#### [PROBLEM REQUIREMENTS]
Transcribe each line of the material as it is, and drop any picture.
_ _ _ _ _
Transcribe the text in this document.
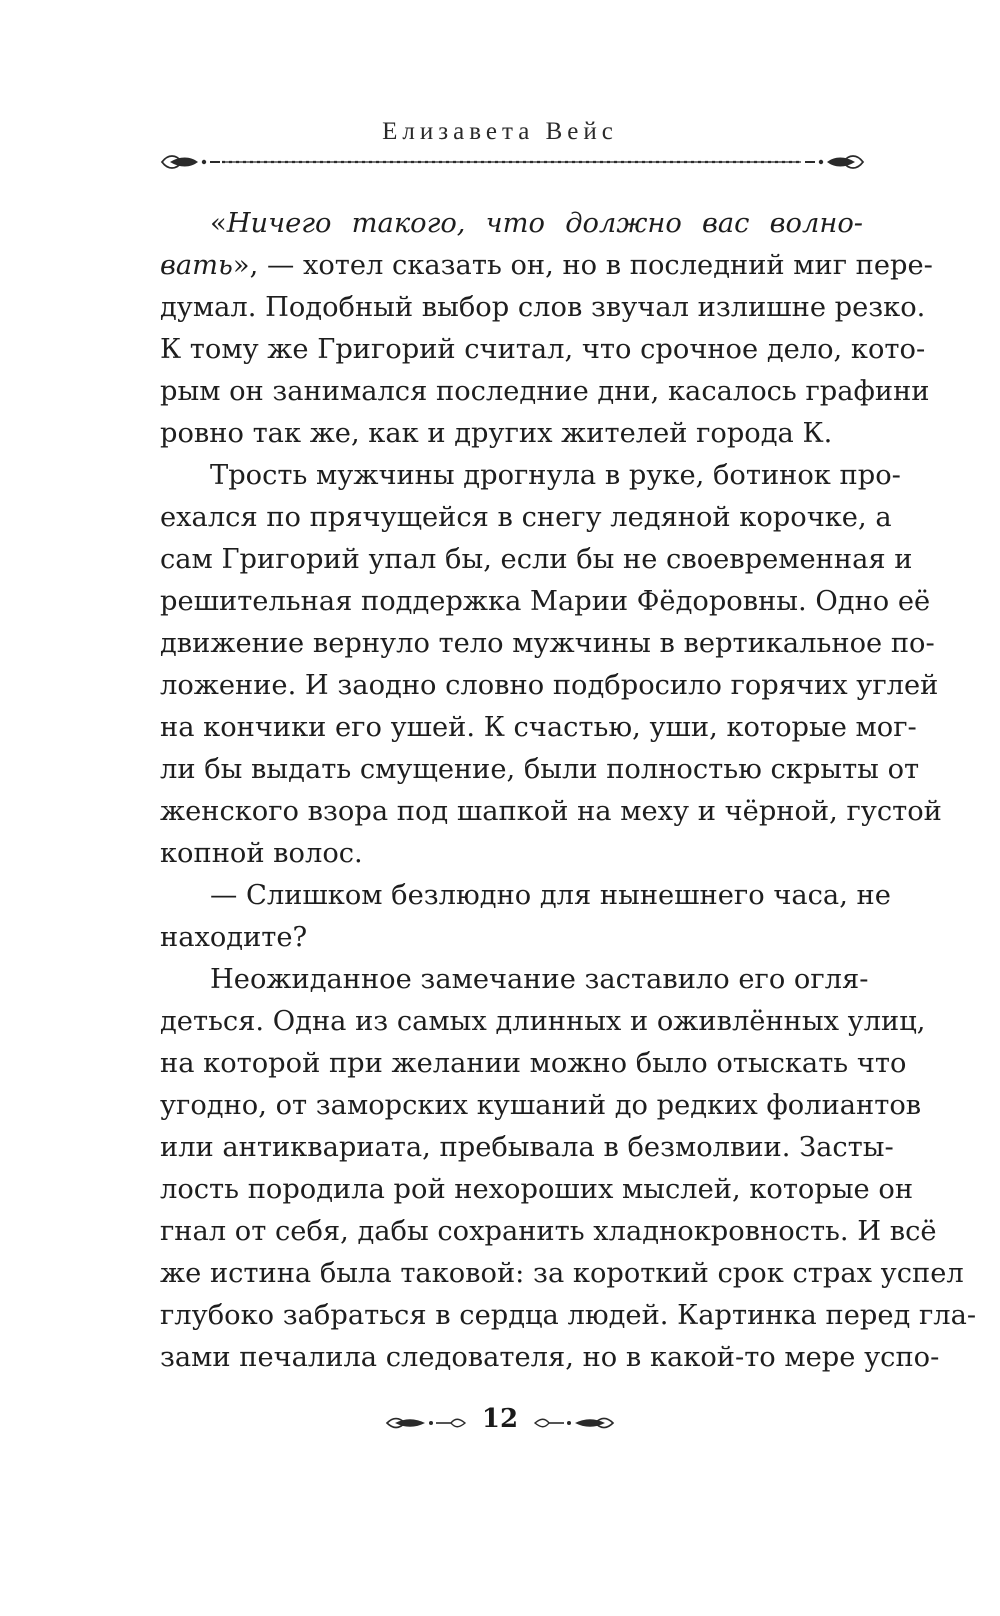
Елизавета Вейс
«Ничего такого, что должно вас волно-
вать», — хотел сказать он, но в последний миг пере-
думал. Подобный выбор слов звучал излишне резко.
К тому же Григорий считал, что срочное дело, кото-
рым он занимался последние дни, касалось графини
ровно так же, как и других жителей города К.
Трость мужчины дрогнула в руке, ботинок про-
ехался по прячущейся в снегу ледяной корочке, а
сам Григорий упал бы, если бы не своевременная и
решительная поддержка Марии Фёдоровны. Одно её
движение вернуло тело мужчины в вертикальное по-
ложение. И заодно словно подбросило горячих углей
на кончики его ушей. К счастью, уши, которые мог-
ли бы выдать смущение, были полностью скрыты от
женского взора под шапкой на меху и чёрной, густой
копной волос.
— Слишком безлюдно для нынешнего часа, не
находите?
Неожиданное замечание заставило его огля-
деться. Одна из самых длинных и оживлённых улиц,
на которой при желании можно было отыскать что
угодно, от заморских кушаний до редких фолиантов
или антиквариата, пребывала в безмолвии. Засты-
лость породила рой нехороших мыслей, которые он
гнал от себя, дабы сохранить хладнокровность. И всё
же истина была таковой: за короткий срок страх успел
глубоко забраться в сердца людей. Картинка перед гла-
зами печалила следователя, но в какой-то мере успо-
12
_ _ _ _ _
#### [EXERCISE SOLUTION]
Transcribe the text in this document.
Елизавета Вейс
«Ничего такого, что должно вас волно-
вать», — хотел сказать он, но в последний миг пере-
думал. Подобный выбор слов звучал излишне резко.
К тому же Григорий считал, что срочное дело, кото-
рым он занимался последние дни, касалось графини
ровно так же, как и других жителей города К.
Трость мужчины дрогнула в руке, ботинок про-
ехался по прячущейся в снегу ледяной корочке, а
сам Григорий упал бы, если бы не своевременная и
решительная поддержка Марии Фёдоровны. Одно её
движение вернуло тело мужчины в вертикальное по-
ложение. И заодно словно подбросило горячих углей
на кончики его ушей. К счастью, уши, которые мог-
ли бы выдать смущение, были полностью скрыты от
женского взора под шапкой на меху и чёрной, густой
копной волос.
— Слишком безлюдно для нынешнего часа, не
находите?
Неожиданное замечание заставило его огля-
деться. Одна из самых длинных и оживлённых улиц,
на которой при желании можно было отыскать что
угодно, от заморских кушаний до редких фолиантов
или антиквариата, пребывала в безмолвии. Засты-
лость породила рой нехороших мыслей, которые он
гнал от себя, дабы сохранить хладнокровность. И всё
же истина была таковой: за короткий срок страх успел
глубоко забраться в сердца людей. Картинка перед гла-
зами печалила следователя, но в какой-то мере успо-
12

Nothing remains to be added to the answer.